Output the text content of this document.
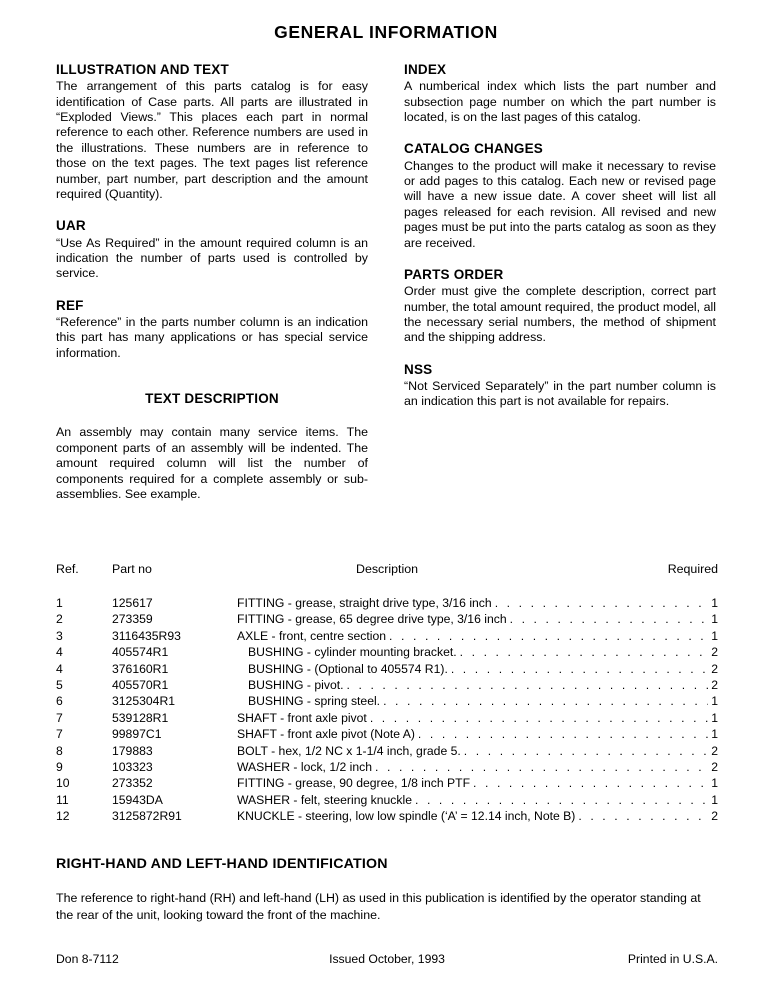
GENERAL INFORMATION
ILLUSTRATION AND TEXT

The arrangement of this parts catalog is for easy identification of Case parts. All parts are illustrated in “Exploded Views.” This places each part in normal reference to each other. Reference numbers are used in the illustrations. These numbers are in reference to those on the text pages. The text pages list reference number, part number, part description and the amount required (Quantity).

UAR

“Use As Required” in the amount required column is an indication the number of parts used is controlled by service.

REF

“Reference” in the parts number column is an indication this part has many applications or has special service information.

TEXT DESCRIPTION

An assembly may contain many service items. The component parts of an assembly will be indented. The amount required column will list the number of components required for a complete assembly or sub-assemblies. See example.

INDEX

A numberical index which lists the part number and subsection page number on which the part number is located, is on the last pages of this catalog.

CATALOG CHANGES

Changes to the product will make it necessary to revise or add pages to this catalog. Each new or revised page will have a new issue date. A cover sheet will list all pages released for each revision. All revised and new pages must be put into the parts catalog as soon as they are received.

PARTS ORDER

Order must give the complete description, correct part number, the total amount required, the product model, all the necessary serial numbers, the method of shipment and the shipping address.

NSS

“Not Serviced Separately” in the part number column is an indication this part is not available for repairs.

Ref.	Part no	Description	Required
1	125617	FITTING - grease, straight drive type, 3/16 inch . . .	1
2	273359	FITTING - grease, 65 degree drive type, 3/16 inch . . .	1
3	3116435R93	AXLE - front, centre section . . .	1
4	405574R1	BUSHING - cylinder mounting bracket. . . .	2
4	376160R1	BUSHING - (Optional to 405574 R1). . . .	2
5	405570R1	BUSHING - pivot. . . .	2
6	3125304R1	BUSHING - spring steel. . . .	1
7	539128R1	SHAFT - front axle pivot . . .	1
7	99897C1	SHAFT - front axle pivot (Note A) . . .	1
8	179883	BOLT - hex, 1/2 NC x 1-1/4 inch, grade 5. . . .	2
9	103323	WASHER - lock, 1/2 inch . . .	2
10	273352	FITTING - grease, 90 degree, 1/8 inch PTF . . .	1
11	15943DA	WASHER - felt, steering knuckle . . .	1
12	3125872R91	KNUCKLE - steering, low low spindle (‘A’ = 12.14 inch, Note B) . . .	2
RIGHT-HAND AND LEFT-HAND IDENTIFICATION
The reference to right-hand (RH) and left-hand (LH) as used in this publication is identified by the operator standing at the rear of the unit, looking toward the front of the machine.
Don 8-7112	Issued October, 1993	Printed in U.S.A.
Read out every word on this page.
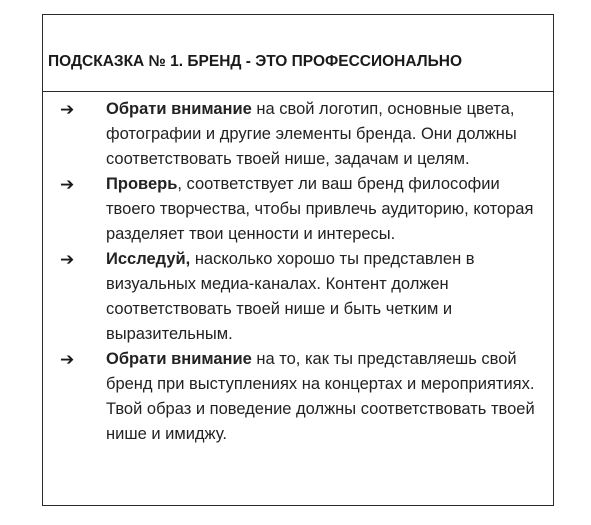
ПОДСКАЗКА № 1. БРЕНД - ЭТО ПРОФЕССИОНАЛЬНО
➔ Обрати внимание на свой логотип, основные цвета, фотографии и другие элементы бренда. Они должны соответствовать твоей нише, задачам и целям.
➔ Проверь, соответствует ли ваш бренд философии твоего творчества, чтобы привлечь аудиторию, которая разделяет твои ценности и интересы.
➔ Исследуй, насколько хорошо ты представлен в визуальных медиа-каналах. Контент должен соответствовать твоей нише и быть четким и выразительным.
➔ Обрати внимание на то, как ты представляешь свой бренд при выступлениях на концертах и мероприятиях. Твой образ и поведение должны соответствовать твоей нише и имиджу.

:::

→ **PROBLEM**
Gather each line of the listing that holds the string "SHAFT".

→ **SOLVED PROBLEM**
7	539128R1	SHAFT - front axle pivot . . .	1
7	99897C1	SHAFT - front axle pivot (Note A) . . .	1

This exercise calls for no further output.